*Requirement*: Keep every line where the word "головную" appears; drop the rest.

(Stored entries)

· · · · · · ·

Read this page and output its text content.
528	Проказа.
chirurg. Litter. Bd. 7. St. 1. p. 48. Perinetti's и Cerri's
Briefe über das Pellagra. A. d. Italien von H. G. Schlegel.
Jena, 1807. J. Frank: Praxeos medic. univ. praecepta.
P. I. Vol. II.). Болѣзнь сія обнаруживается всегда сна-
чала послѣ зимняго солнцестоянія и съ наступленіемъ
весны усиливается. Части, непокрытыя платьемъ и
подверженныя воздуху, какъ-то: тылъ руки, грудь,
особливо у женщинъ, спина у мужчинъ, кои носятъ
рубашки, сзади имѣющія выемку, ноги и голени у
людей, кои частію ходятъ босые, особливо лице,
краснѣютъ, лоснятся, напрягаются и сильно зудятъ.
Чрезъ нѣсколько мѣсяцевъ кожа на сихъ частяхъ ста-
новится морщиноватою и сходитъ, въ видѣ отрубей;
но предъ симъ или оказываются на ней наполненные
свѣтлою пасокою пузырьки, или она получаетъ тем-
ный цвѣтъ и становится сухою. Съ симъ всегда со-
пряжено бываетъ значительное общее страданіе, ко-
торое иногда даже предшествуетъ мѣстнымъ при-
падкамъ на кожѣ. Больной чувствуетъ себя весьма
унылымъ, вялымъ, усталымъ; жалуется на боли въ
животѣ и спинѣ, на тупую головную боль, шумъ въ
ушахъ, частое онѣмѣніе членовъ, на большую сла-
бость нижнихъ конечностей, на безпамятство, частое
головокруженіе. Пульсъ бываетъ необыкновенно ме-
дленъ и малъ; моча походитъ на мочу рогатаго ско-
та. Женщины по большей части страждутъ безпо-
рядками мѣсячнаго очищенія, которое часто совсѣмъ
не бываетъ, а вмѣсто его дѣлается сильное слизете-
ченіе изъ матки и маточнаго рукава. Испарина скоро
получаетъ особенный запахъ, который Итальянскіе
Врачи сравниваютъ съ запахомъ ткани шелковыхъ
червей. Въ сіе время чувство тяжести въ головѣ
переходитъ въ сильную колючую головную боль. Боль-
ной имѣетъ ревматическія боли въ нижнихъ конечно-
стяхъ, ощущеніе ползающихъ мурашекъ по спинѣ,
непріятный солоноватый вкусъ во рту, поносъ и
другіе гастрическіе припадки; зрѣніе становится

· · · · · · ·

*Exercise output*:
животѣ и спинѣ, на тупую головную боль, шумъ въ
переходитъ въ сильную колючую головную боль. Боль-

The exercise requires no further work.